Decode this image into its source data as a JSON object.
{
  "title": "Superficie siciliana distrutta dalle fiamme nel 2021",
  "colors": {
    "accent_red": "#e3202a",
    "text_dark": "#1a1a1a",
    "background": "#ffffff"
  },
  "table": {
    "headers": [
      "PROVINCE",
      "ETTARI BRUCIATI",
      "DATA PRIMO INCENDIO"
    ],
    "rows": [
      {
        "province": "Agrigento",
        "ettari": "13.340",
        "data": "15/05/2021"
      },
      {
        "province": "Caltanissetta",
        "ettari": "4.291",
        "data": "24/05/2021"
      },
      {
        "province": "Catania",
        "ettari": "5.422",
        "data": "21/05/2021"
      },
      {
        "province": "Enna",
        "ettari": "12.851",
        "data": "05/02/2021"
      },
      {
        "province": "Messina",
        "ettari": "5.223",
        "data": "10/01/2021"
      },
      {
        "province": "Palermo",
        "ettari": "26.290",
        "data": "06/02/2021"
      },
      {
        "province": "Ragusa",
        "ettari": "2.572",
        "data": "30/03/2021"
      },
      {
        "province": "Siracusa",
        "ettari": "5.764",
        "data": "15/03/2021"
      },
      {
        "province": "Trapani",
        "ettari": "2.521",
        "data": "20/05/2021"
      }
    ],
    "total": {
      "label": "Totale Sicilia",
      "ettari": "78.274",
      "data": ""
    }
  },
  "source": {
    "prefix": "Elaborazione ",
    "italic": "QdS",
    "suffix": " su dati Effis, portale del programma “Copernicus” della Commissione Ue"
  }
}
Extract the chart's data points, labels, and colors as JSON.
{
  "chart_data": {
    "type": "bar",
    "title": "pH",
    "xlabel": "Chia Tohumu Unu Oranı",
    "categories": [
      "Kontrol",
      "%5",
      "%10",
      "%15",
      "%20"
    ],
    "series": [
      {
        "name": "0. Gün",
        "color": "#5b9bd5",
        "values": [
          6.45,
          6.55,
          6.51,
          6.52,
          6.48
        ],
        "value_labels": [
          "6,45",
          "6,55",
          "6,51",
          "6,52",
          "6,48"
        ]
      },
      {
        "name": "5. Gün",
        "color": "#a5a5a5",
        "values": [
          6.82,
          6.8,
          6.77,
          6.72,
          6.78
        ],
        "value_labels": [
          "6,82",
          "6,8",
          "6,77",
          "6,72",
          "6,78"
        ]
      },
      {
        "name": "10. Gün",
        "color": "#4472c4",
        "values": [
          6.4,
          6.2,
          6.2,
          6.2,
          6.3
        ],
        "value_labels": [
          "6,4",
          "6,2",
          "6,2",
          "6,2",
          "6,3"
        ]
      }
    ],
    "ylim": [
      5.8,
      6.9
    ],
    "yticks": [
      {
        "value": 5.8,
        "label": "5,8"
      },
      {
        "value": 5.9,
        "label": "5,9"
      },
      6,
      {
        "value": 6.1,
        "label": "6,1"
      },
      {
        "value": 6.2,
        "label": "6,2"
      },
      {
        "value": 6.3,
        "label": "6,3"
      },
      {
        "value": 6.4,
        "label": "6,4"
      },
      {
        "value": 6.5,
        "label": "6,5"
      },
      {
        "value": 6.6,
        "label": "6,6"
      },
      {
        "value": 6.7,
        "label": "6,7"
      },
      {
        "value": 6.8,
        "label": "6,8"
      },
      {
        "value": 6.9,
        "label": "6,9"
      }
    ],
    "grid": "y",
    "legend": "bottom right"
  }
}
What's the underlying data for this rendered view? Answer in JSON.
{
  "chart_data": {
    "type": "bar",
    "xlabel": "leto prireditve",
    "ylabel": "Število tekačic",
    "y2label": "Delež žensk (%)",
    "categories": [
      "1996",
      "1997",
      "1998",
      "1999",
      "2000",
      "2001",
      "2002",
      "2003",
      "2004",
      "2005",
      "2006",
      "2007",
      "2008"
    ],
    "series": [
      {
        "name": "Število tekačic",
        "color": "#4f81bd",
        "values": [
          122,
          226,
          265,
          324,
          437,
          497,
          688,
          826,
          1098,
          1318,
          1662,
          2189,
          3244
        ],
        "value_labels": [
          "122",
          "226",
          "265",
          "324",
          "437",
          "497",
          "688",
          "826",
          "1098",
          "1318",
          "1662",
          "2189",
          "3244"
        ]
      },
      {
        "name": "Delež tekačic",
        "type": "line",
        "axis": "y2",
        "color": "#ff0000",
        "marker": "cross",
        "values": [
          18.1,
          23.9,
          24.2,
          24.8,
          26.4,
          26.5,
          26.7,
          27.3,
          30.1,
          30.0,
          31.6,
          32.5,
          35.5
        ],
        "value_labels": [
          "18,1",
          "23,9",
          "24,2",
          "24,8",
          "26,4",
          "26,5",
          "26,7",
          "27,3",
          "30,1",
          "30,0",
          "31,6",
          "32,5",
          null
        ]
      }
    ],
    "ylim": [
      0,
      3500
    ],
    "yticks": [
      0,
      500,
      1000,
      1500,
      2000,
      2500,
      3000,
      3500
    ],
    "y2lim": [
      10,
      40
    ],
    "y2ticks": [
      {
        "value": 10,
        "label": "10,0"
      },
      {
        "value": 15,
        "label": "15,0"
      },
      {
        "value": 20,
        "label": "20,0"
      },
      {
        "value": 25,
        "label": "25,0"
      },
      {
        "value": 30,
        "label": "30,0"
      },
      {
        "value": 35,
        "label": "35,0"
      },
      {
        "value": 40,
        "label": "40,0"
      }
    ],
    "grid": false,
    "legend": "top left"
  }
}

_____

Problem to work on: Using the records above, list each line that includes "this".

Written response:
Decode this image into its source data as a JSON object.
What's the underlying data for this rendered view? Answer in JSON.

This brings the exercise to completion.